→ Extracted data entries
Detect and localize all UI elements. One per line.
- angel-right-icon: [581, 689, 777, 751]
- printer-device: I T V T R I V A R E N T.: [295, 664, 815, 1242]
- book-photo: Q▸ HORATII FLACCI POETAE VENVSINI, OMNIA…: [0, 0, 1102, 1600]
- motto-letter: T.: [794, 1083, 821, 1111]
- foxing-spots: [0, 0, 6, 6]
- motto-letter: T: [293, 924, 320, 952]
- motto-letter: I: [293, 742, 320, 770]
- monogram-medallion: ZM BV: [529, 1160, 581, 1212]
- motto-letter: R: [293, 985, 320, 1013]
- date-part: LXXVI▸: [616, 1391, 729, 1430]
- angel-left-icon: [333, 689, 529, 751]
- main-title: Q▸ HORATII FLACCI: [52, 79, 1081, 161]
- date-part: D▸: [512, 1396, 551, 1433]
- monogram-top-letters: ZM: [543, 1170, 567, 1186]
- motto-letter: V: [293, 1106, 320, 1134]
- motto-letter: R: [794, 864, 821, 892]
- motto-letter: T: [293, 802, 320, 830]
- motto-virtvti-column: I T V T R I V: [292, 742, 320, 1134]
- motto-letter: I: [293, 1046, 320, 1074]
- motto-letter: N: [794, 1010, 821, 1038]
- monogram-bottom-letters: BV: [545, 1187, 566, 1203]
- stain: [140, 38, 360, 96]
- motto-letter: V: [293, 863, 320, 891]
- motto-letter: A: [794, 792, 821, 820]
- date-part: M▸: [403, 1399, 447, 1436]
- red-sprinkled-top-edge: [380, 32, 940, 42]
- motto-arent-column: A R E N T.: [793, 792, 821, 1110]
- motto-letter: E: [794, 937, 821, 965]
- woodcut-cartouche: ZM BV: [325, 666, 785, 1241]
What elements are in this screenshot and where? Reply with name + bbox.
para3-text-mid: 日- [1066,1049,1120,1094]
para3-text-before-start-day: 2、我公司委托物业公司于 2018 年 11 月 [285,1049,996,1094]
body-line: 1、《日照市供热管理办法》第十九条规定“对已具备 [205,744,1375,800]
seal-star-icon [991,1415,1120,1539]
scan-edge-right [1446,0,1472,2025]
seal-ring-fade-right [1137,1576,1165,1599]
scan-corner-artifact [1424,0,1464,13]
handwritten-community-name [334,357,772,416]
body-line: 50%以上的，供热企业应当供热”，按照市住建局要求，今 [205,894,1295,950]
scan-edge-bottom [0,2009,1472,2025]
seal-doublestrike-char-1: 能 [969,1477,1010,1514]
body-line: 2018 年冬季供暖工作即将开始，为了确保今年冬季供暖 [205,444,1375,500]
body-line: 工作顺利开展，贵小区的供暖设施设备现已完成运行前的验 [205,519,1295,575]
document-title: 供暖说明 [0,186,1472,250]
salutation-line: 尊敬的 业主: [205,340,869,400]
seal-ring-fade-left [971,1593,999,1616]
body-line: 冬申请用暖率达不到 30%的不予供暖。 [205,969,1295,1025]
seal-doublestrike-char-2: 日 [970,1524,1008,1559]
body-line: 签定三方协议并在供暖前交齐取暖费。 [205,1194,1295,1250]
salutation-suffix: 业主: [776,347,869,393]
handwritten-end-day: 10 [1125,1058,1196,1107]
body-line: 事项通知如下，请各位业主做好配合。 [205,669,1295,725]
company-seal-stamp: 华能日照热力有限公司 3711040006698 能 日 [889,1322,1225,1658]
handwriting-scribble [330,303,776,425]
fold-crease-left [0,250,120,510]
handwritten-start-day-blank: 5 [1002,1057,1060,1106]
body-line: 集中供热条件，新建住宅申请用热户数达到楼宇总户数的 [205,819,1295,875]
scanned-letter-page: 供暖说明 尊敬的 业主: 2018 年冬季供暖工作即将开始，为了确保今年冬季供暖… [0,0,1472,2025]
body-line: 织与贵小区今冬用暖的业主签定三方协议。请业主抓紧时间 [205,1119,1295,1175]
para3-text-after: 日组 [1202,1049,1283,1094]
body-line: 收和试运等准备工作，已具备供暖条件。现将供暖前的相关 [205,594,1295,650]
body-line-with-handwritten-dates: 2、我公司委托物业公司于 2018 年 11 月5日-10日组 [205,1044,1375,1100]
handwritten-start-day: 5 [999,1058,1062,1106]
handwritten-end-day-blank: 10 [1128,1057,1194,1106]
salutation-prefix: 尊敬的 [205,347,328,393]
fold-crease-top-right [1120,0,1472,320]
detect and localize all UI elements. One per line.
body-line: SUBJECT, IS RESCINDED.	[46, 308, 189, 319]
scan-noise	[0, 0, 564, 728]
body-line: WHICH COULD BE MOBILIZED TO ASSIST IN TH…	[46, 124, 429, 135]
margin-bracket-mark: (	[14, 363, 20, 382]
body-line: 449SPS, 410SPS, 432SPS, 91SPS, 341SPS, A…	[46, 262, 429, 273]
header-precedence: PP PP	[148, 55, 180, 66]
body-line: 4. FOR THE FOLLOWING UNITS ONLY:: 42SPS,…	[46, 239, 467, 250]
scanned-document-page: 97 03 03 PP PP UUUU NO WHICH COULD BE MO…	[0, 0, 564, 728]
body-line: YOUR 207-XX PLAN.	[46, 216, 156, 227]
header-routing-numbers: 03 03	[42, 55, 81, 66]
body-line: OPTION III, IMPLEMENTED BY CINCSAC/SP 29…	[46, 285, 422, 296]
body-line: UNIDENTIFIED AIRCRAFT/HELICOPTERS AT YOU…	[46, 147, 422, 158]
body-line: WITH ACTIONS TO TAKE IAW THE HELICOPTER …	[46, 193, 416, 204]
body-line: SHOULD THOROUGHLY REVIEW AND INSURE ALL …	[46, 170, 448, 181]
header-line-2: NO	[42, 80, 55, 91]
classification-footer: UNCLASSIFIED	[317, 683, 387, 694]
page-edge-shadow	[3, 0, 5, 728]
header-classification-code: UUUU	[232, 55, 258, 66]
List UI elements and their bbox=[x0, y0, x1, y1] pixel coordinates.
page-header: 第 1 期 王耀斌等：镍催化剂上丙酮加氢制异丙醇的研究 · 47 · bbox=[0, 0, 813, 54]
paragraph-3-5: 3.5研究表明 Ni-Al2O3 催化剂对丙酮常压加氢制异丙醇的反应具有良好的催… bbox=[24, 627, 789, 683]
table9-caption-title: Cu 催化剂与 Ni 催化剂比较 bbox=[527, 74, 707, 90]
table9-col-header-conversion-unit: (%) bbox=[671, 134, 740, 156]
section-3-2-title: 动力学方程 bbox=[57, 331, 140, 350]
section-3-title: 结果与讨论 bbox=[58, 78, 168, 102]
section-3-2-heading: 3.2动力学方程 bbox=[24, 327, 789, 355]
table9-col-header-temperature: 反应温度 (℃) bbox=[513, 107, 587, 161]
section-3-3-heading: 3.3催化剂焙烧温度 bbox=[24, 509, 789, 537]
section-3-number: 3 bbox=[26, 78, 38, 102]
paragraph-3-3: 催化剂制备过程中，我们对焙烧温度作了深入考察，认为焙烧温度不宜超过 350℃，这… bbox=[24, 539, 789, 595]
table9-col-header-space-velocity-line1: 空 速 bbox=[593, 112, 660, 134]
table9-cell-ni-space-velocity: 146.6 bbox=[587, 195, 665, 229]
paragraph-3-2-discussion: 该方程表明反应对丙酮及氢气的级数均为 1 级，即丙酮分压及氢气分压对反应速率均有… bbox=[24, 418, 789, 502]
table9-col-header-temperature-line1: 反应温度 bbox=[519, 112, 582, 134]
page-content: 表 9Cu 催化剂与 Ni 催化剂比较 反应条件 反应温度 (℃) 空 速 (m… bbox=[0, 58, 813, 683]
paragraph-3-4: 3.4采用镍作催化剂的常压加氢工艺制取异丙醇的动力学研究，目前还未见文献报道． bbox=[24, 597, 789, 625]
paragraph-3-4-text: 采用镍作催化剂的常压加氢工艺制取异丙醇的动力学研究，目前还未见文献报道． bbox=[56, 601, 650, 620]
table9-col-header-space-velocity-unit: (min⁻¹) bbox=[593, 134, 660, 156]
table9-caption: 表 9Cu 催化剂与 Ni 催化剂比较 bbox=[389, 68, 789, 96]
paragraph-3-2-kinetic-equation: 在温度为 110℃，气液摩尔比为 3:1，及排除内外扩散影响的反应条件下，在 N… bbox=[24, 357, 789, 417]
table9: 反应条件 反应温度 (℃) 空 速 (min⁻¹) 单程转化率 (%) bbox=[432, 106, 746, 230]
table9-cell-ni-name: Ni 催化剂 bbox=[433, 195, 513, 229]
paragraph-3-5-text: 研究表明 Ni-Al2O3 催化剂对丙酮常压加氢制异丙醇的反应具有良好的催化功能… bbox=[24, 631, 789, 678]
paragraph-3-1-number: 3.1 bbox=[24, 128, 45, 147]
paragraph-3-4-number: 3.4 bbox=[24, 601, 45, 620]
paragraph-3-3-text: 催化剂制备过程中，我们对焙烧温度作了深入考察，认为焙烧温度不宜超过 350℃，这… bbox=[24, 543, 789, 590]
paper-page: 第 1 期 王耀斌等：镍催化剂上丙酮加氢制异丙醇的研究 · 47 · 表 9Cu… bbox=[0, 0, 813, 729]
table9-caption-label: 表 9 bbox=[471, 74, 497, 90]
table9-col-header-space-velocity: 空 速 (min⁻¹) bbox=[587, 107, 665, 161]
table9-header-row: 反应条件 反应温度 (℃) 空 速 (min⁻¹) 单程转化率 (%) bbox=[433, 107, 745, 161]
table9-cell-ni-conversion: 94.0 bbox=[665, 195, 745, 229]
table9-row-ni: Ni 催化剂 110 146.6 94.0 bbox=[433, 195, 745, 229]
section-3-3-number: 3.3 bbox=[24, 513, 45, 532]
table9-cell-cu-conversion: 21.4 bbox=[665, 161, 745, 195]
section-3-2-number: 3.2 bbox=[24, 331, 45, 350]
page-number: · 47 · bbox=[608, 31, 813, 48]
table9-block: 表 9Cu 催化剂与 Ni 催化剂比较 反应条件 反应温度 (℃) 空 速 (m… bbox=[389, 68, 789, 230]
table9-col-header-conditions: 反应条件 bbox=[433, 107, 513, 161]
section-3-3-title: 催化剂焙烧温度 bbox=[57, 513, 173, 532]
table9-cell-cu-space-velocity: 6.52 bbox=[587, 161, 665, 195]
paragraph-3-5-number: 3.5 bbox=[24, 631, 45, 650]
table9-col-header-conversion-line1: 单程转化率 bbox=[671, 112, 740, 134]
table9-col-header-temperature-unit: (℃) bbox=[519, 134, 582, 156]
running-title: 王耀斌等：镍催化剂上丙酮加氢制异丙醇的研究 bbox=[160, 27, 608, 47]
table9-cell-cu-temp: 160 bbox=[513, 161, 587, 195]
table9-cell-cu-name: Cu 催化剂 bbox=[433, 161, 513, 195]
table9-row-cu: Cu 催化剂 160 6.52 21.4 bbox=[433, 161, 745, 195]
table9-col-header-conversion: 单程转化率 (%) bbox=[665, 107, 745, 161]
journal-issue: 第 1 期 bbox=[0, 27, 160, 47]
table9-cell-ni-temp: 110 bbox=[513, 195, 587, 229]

→ The task
Change "localize" to "locate" in the records from the start through the line containing "- monogram-medallion: ZM", inclusive, and write those lines out again with nothing else altered.

→ Response
Detect and locate all UI elements. One per line.
- angel-right-icon: [581, 689, 777, 751]
- printer-device: I T V T R I V A R E N T.: [295, 664, 815, 1242]
- book-photo: Q▸ HORATII FLACCI POETAE VENVSINI, OMNIA…: [0, 0, 1102, 1600]
- motto-letter: T.: [794, 1083, 821, 1111]
- foxing-spots: [0, 0, 6, 6]
- motto-letter: T: [293, 924, 320, 952]
- motto-letter: I: [293, 742, 320, 770]
- monogram-medallion: ZM BV: [529, 1160, 581, 1212]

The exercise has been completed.